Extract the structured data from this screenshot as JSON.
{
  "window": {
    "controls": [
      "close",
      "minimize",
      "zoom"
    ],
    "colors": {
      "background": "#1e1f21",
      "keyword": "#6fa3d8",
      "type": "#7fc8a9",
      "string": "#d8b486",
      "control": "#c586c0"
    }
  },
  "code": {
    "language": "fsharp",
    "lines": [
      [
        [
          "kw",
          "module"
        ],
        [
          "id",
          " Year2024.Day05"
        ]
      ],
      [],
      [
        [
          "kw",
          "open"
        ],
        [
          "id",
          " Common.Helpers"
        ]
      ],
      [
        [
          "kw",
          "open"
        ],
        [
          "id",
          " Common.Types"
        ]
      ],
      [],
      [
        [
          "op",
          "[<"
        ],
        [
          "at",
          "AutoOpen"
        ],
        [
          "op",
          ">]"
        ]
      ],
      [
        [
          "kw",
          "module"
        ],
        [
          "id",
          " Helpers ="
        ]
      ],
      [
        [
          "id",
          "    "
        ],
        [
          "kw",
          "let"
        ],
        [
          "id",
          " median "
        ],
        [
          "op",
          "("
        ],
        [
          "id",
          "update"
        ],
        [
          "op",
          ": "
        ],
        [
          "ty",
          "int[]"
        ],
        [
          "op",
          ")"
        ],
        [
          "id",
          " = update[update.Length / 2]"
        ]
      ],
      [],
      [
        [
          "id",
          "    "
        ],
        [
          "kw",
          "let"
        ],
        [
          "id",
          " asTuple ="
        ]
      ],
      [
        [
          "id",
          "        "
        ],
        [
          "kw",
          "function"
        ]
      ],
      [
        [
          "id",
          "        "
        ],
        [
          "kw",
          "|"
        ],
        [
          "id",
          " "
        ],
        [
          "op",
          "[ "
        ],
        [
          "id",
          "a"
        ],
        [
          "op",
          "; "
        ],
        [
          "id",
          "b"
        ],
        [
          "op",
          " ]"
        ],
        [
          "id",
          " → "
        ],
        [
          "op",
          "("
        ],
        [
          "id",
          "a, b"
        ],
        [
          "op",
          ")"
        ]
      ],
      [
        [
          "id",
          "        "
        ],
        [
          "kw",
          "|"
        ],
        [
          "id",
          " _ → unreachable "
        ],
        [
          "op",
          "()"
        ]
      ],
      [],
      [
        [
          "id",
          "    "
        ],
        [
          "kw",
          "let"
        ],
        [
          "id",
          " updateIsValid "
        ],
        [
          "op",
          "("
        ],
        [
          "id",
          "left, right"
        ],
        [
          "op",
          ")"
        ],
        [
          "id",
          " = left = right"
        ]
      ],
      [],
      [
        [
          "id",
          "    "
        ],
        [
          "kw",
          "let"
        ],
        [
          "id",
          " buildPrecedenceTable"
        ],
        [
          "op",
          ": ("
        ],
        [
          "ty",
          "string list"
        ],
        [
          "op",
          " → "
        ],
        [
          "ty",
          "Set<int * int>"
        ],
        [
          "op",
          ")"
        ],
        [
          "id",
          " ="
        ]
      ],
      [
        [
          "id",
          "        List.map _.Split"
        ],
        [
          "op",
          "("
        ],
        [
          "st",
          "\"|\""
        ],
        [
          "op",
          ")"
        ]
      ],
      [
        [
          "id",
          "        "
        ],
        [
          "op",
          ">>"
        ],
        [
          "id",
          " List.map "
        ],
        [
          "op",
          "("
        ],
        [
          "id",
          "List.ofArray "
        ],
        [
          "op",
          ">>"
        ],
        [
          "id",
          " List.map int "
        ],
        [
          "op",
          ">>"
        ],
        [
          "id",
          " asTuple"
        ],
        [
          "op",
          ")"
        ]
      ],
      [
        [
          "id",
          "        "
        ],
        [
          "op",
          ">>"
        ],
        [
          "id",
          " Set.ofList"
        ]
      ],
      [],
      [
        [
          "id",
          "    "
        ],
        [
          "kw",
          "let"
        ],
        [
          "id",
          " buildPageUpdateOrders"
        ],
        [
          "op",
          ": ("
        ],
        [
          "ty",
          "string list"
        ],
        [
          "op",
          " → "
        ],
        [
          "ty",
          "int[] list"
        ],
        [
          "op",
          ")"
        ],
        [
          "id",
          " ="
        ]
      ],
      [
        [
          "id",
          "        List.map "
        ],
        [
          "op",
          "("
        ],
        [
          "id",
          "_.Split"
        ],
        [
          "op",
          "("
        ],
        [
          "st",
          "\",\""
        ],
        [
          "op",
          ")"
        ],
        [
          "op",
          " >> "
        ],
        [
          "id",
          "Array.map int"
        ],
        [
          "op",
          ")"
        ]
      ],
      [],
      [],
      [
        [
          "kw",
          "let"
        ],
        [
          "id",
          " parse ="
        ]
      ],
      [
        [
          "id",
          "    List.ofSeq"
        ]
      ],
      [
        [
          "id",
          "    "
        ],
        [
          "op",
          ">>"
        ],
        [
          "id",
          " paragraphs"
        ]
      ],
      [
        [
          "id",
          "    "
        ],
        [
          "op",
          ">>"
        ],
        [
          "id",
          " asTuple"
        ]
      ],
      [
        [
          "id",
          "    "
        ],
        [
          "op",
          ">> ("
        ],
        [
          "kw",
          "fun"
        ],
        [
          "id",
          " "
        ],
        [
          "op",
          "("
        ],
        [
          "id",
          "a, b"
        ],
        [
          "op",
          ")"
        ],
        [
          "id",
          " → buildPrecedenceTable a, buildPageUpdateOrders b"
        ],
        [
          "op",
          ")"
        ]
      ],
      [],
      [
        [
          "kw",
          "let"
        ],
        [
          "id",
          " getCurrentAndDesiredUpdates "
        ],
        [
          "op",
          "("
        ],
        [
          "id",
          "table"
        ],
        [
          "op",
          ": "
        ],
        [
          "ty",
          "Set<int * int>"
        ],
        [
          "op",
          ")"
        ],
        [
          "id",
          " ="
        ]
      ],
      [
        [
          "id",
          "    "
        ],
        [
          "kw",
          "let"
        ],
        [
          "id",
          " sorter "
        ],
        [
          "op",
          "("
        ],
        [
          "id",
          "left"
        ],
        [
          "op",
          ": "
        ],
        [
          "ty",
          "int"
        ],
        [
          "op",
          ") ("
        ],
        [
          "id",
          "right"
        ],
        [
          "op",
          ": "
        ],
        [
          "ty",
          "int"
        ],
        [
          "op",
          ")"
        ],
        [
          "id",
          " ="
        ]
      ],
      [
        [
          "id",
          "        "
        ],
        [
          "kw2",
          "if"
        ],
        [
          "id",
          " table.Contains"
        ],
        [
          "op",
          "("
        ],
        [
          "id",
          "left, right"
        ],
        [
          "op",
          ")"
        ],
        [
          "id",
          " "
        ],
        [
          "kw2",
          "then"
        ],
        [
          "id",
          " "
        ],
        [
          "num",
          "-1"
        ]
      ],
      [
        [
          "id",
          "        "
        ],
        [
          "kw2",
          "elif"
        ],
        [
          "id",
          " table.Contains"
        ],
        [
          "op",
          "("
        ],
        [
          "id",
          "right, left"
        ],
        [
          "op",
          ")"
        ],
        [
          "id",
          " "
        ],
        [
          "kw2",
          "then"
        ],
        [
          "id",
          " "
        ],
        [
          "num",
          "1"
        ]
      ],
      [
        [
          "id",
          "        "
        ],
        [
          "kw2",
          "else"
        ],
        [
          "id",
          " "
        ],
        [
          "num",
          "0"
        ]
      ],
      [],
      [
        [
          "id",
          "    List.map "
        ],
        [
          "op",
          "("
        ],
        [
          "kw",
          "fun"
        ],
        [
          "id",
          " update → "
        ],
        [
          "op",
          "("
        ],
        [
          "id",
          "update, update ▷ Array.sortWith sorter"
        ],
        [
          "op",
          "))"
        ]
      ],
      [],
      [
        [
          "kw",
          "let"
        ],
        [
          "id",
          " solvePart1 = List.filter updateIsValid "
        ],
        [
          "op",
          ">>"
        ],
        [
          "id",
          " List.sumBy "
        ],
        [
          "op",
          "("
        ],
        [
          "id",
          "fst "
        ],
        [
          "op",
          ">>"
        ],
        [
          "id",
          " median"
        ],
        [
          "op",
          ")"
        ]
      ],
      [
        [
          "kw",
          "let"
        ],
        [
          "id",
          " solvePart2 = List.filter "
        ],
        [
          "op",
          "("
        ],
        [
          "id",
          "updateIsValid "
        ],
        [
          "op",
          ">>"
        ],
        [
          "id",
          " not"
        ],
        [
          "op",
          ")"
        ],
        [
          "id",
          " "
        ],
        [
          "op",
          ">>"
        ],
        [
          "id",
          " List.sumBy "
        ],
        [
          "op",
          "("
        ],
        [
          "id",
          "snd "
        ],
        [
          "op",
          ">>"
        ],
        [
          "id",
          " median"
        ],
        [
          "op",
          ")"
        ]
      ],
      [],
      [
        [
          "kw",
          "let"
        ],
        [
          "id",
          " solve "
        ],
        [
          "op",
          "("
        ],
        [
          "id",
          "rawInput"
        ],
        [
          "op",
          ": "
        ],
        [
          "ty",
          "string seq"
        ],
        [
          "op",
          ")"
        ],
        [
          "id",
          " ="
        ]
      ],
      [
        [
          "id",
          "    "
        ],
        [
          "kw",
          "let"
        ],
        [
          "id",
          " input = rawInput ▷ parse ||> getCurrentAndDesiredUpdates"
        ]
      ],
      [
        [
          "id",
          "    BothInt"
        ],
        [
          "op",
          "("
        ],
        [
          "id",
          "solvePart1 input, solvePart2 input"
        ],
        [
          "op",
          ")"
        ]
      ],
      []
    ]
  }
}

• _Given request_
Report the number of lines of the listing above that hold the string "buildPrecedenceTable", with no other text.

• _Response below_
2